[BEGIN]

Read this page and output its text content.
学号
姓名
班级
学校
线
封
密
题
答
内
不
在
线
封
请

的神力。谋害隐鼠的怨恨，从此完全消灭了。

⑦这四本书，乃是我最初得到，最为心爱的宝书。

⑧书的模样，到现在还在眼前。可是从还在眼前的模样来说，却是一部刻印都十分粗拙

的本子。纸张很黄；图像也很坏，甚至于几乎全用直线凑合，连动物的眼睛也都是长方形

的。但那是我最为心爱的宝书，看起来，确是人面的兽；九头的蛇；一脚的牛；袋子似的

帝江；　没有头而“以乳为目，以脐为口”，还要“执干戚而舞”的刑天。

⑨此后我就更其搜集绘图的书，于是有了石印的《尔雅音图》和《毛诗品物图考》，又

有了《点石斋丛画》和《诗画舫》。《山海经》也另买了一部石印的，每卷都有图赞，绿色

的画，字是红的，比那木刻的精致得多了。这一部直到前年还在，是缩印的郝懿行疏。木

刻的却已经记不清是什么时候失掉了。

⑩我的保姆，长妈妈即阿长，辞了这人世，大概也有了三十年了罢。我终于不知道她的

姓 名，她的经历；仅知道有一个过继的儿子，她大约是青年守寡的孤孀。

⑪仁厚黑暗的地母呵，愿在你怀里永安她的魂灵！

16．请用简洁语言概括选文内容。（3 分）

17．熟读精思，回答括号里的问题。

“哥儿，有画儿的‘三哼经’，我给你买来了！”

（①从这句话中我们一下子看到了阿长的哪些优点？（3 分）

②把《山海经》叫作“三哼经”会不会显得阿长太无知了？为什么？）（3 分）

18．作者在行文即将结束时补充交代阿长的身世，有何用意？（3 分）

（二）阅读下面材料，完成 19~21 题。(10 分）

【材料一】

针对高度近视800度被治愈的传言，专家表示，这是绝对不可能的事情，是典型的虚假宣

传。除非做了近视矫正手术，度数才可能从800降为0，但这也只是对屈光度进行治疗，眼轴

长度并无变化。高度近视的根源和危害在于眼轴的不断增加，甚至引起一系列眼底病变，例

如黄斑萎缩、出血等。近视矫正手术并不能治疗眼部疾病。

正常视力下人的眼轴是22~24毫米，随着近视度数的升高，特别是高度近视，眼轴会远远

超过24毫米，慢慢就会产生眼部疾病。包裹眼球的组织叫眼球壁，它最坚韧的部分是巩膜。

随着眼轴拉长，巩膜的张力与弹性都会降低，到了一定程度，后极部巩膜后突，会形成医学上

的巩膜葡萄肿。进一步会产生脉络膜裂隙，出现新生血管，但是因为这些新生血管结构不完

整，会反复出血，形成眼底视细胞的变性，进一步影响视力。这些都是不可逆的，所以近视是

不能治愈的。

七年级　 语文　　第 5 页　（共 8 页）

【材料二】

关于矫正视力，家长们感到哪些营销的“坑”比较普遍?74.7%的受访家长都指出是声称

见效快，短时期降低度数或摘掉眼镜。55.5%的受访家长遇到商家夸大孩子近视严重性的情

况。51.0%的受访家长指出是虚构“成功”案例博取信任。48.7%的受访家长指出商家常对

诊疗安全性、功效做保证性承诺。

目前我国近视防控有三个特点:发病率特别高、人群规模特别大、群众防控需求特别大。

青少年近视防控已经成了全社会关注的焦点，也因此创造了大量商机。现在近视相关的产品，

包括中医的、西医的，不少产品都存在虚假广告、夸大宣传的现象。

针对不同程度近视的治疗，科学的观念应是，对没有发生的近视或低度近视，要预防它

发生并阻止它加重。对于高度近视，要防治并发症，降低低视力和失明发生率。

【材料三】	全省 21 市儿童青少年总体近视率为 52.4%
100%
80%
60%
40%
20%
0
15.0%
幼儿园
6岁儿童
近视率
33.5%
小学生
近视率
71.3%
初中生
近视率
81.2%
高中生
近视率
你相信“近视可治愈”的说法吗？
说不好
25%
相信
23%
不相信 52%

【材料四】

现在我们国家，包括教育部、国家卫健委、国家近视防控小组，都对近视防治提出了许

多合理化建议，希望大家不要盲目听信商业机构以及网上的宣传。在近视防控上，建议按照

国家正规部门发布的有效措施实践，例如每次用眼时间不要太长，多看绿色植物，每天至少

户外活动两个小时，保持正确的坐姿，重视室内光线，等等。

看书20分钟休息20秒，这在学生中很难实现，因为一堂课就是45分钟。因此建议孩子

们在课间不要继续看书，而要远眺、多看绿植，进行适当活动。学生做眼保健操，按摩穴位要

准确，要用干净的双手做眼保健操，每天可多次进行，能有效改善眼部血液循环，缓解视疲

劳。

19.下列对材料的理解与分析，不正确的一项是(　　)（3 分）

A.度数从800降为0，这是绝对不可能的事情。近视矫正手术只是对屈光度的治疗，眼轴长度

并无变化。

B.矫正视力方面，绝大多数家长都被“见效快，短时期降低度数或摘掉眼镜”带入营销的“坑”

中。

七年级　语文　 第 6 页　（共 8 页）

[END]

Please repeat the listing above in full and exactly.

**TASK ANSWER:**
Read this page and output its text content.
学号
姓名
班级
学校
线
封
密
题
答
内
不
在
线
封
请

的神力。谋害隐鼠的怨恨，从此完全消灭了。

⑦这四本书，乃是我最初得到，最为心爱的宝书。

⑧书的模样，到现在还在眼前。可是从还在眼前的模样来说，却是一部刻印都十分粗拙

的本子。纸张很黄；图像也很坏，甚至于几乎全用直线凑合，连动物的眼睛也都是长方形

的。但那是我最为心爱的宝书，看起来，确是人面的兽；九头的蛇；一脚的牛；袋子似的

帝江；　没有头而“以乳为目，以脐为口”，还要“执干戚而舞”的刑天。

⑨此后我就更其搜集绘图的书，于是有了石印的《尔雅音图》和《毛诗品物图考》，又

有了《点石斋丛画》和《诗画舫》。《山海经》也另买了一部石印的，每卷都有图赞，绿色

的画，字是红的，比那木刻的精致得多了。这一部直到前年还在，是缩印的郝懿行疏。木

刻的却已经记不清是什么时候失掉了。

⑩我的保姆，长妈妈即阿长，辞了这人世，大概也有了三十年了罢。我终于不知道她的

姓 名，她的经历；仅知道有一个过继的儿子，她大约是青年守寡的孤孀。

⑪仁厚黑暗的地母呵，愿在你怀里永安她的魂灵！

16．请用简洁语言概括选文内容。（3 分）

17．熟读精思，回答括号里的问题。

“哥儿，有画儿的‘三哼经’，我给你买来了！”

（①从这句话中我们一下子看到了阿长的哪些优点？（3 分）

②把《山海经》叫作“三哼经”会不会显得阿长太无知了？为什么？）（3 分）

18．作者在行文即将结束时补充交代阿长的身世，有何用意？（3 分）

（二）阅读下面材料，完成 19~21 题。(10 分）

【材料一】

针对高度近视800度被治愈的传言，专家表示，这是绝对不可能的事情，是典型的虚假宣

传。除非做了近视矫正手术，度数才可能从800降为0，但这也只是对屈光度进行治疗，眼轴

长度并无变化。高度近视的根源和危害在于眼轴的不断增加，甚至引起一系列眼底病变，例

如黄斑萎缩、出血等。近视矫正手术并不能治疗眼部疾病。

正常视力下人的眼轴是22~24毫米，随着近视度数的升高，特别是高度近视，眼轴会远远

超过24毫米，慢慢就会产生眼部疾病。包裹眼球的组织叫眼球壁，它最坚韧的部分是巩膜。

随着眼轴拉长，巩膜的张力与弹性都会降低，到了一定程度，后极部巩膜后突，会形成医学上

的巩膜葡萄肿。进一步会产生脉络膜裂隙，出现新生血管，但是因为这些新生血管结构不完

整，会反复出血，形成眼底视细胞的变性，进一步影响视力。这些都是不可逆的，所以近视是

不能治愈的。

七年级　 语文　　第 5 页　（共 8 页）

【材料二】

关于矫正视力，家长们感到哪些营销的“坑”比较普遍?74.7%的受访家长都指出是声称

见效快，短时期降低度数或摘掉眼镜。55.5%的受访家长遇到商家夸大孩子近视严重性的情

况。51.0%的受访家长指出是虚构“成功”案例博取信任。48.7%的受访家长指出商家常对

诊疗安全性、功效做保证性承诺。

目前我国近视防控有三个特点:发病率特别高、人群规模特别大、群众防控需求特别大。

青少年近视防控已经成了全社会关注的焦点，也因此创造了大量商机。现在近视相关的产品，

包括中医的、西医的，不少产品都存在虚假广告、夸大宣传的现象。

针对不同程度近视的治疗，科学的观念应是，对没有发生的近视或低度近视，要预防它

发生并阻止它加重。对于高度近视，要防治并发症，降低低视力和失明发生率。

【材料三】	全省 21 市儿童青少年总体近视率为 52.4%
100%
80%
60%
40%
20%
0
15.0%
幼儿园
6岁儿童
近视率
33.5%
小学生
近视率
71.3%
初中生
近视率
81.2%
高中生
近视率
你相信“近视可治愈”的说法吗？
说不好
25%
相信
23%
不相信 52%

【材料四】

现在我们国家，包括教育部、国家卫健委、国家近视防控小组，都对近视防治提出了许

多合理化建议，希望大家不要盲目听信商业机构以及网上的宣传。在近视防控上，建议按照

国家正规部门发布的有效措施实践，例如每次用眼时间不要太长，多看绿色植物，每天至少

户外活动两个小时，保持正确的坐姿，重视室内光线，等等。

看书20分钟休息20秒，这在学生中很难实现，因为一堂课就是45分钟。因此建议孩子

们在课间不要继续看书，而要远眺、多看绿植，进行适当活动。学生做眼保健操，按摩穴位要

准确，要用干净的双手做眼保健操，每天可多次进行，能有效改善眼部血液循环，缓解视疲

劳。

19.下列对材料的理解与分析，不正确的一项是(　　)（3 分）

A.度数从800降为0，这是绝对不可能的事情。近视矫正手术只是对屈光度的治疗，眼轴长度

并无变化。

B.矫正视力方面，绝大多数家长都被“见效快，短时期降低度数或摘掉眼镜”带入营销的“坑”

中。

七年级　语文　 第 6 页　（共 8 页）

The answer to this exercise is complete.